### Short task
Please work out how many lines in the material contain "Paramètres" and give only that figure.

### Records for the task
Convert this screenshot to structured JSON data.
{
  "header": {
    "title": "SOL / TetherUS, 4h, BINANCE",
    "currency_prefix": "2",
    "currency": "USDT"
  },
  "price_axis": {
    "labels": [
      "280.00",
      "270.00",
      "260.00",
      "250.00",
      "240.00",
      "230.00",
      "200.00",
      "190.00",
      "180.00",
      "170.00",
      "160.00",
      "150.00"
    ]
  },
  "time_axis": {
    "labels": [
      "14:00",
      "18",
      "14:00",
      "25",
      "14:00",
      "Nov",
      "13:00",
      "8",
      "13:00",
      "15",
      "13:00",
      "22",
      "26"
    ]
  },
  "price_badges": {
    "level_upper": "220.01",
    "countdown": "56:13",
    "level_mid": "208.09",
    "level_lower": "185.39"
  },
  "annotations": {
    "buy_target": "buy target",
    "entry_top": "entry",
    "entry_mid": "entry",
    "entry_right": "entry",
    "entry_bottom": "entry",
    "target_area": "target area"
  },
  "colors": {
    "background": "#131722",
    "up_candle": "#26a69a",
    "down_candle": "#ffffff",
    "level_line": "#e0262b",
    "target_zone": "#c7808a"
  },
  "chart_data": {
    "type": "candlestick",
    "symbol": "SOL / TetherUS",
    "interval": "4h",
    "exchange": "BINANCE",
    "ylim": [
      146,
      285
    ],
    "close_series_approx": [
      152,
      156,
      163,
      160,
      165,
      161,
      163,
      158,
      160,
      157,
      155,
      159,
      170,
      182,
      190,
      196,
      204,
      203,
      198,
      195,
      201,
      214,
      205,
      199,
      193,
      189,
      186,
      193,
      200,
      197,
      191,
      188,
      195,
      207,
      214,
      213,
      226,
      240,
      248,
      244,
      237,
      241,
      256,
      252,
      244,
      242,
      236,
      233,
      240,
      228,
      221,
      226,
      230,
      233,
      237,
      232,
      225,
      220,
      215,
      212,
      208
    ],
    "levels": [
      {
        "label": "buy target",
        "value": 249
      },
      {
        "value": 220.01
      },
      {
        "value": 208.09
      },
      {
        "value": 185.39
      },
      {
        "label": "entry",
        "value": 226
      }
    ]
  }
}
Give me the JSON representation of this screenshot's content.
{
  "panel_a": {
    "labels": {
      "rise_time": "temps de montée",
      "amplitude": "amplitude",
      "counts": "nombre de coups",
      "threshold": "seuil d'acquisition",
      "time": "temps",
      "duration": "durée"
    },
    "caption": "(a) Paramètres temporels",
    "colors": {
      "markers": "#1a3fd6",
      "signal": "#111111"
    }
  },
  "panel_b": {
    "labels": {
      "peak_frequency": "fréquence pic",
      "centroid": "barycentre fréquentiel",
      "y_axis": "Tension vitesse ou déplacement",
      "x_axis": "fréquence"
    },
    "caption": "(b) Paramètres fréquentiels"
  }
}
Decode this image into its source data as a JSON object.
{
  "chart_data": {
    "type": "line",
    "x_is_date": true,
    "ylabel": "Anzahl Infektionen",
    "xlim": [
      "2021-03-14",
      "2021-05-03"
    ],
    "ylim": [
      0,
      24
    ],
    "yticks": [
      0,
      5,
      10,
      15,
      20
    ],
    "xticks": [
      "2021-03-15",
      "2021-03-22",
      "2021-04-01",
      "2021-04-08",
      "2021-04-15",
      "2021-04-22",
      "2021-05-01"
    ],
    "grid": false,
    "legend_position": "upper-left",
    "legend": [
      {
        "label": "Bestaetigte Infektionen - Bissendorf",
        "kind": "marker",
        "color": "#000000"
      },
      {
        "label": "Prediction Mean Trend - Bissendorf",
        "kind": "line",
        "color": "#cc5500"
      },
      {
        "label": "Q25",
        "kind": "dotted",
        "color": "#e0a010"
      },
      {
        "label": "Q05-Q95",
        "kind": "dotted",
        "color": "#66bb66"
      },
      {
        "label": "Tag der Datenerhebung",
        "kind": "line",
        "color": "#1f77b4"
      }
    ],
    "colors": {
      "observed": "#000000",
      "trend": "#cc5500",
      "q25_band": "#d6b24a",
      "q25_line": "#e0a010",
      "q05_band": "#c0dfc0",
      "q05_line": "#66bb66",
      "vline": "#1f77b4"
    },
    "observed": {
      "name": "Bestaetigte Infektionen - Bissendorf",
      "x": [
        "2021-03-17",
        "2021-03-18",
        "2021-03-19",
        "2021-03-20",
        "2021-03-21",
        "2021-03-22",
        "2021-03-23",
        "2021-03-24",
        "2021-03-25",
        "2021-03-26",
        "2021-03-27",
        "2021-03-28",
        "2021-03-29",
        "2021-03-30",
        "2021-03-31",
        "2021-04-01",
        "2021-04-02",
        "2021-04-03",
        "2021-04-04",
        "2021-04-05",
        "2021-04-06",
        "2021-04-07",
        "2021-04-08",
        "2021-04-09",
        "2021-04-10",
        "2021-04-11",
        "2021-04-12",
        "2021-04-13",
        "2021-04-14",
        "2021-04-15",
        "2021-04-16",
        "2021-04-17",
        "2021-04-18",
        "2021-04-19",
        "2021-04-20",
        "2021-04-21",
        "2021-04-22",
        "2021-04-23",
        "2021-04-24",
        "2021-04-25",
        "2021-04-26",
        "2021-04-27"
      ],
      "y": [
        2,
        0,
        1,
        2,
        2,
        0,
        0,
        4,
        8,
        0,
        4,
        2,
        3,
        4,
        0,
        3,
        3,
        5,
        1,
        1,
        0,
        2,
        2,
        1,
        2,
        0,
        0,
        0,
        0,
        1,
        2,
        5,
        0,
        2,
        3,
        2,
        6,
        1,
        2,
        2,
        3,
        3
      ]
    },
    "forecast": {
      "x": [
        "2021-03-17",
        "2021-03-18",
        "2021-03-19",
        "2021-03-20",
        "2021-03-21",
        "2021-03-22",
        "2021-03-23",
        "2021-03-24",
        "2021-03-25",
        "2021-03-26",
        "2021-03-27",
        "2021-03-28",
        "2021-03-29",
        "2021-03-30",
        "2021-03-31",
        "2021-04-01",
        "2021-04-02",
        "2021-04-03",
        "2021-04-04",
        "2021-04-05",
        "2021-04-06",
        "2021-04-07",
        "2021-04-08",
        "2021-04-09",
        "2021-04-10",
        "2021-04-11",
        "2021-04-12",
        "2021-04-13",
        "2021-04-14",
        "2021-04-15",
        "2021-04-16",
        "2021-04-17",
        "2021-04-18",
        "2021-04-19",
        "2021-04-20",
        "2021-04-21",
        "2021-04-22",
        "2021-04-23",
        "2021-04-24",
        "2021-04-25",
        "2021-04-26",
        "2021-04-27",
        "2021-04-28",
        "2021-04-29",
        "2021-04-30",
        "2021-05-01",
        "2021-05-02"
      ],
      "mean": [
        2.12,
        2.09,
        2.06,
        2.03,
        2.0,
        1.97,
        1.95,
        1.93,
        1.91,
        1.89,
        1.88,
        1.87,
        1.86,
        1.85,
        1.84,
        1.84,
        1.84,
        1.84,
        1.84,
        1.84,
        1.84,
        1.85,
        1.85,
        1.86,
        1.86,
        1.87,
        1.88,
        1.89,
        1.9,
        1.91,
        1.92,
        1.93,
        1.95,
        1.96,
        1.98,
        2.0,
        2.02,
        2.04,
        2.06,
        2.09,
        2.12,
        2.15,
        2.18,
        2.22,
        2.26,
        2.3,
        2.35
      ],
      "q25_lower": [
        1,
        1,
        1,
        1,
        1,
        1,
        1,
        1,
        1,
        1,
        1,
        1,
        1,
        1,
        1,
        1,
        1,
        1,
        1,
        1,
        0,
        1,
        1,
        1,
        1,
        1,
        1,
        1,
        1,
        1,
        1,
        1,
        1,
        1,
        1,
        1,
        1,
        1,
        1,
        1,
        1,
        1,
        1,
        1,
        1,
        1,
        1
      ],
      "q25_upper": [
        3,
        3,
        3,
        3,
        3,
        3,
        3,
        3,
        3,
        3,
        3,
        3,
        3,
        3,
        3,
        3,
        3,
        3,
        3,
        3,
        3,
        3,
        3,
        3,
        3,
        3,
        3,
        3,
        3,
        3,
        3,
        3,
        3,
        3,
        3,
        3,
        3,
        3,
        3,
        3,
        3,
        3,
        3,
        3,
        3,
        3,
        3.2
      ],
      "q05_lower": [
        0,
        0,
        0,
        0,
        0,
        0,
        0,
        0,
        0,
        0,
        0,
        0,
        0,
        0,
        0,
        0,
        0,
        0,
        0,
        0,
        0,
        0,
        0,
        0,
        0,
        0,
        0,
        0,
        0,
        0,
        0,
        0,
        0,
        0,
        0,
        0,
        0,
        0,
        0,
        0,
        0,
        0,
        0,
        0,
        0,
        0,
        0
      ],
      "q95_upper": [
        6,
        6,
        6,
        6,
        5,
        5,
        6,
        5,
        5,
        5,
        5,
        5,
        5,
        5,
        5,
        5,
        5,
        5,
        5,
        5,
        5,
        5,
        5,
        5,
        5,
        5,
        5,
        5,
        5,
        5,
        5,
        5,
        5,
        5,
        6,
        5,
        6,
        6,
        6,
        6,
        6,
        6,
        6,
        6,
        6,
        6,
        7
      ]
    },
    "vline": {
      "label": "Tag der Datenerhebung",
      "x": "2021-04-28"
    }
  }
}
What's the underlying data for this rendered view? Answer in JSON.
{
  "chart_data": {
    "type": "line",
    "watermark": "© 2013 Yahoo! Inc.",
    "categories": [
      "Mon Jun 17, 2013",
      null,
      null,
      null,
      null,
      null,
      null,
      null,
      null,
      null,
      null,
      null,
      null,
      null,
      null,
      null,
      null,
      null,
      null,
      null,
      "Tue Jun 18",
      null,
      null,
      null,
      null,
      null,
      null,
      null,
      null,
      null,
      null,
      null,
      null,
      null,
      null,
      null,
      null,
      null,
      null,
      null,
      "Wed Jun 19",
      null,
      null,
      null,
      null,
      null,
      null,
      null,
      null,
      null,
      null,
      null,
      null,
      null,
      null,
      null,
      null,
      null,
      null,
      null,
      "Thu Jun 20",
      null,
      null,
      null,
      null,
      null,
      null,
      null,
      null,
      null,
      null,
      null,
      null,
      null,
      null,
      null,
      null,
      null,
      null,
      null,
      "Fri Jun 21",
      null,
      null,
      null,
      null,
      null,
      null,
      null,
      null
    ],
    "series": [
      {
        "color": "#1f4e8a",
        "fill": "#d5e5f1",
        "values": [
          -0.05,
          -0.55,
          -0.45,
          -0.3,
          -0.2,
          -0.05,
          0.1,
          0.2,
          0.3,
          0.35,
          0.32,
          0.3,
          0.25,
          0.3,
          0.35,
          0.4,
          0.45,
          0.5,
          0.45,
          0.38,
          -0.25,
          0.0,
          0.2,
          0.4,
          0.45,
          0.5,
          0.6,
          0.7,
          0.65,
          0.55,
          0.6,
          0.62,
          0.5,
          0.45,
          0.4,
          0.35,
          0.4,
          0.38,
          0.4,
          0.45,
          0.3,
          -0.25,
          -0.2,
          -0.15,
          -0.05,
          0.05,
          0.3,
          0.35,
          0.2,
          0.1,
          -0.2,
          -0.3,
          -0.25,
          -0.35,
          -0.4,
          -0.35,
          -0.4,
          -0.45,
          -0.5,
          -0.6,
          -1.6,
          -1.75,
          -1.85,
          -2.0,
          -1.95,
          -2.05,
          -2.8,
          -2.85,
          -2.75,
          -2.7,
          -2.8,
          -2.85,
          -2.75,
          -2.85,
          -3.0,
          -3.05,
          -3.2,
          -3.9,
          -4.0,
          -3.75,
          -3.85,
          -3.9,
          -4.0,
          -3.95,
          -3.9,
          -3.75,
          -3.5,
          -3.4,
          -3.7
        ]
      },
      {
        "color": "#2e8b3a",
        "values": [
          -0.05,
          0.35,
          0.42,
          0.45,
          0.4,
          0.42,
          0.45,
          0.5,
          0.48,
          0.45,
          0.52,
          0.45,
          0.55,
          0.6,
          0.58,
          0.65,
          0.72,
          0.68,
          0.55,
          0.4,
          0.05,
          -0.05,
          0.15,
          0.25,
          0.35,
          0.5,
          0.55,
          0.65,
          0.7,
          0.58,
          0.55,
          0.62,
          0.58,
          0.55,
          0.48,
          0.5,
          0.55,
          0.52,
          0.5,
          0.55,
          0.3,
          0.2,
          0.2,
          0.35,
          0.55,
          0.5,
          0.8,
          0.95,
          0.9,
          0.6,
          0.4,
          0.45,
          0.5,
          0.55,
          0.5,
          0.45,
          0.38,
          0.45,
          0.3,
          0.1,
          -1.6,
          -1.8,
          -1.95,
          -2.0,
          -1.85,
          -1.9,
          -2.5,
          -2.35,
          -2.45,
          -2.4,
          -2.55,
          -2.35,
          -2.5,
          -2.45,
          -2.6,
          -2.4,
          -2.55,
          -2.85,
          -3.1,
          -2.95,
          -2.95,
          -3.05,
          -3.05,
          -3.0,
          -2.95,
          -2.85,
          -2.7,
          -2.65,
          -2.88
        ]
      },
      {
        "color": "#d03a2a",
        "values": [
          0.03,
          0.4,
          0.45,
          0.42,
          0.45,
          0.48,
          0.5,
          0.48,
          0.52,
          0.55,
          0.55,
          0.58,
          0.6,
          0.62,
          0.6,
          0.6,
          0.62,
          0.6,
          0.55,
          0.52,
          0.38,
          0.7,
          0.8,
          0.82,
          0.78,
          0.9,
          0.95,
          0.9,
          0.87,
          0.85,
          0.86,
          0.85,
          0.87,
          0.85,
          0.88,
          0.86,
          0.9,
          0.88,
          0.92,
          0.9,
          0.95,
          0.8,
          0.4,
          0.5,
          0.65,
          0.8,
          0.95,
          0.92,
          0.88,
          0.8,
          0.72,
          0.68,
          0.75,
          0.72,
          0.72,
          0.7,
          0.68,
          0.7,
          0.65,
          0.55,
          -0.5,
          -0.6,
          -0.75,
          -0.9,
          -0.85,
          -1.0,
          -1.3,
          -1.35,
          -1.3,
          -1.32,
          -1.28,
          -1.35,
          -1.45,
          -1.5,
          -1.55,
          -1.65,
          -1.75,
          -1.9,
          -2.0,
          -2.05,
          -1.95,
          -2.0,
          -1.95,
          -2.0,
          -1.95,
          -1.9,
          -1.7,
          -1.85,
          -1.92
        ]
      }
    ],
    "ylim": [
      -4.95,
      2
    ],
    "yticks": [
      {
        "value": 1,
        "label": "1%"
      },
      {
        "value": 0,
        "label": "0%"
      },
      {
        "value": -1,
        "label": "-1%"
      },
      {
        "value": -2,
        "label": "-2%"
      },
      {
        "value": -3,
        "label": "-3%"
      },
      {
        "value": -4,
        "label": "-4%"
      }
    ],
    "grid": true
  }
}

### Response to the task
2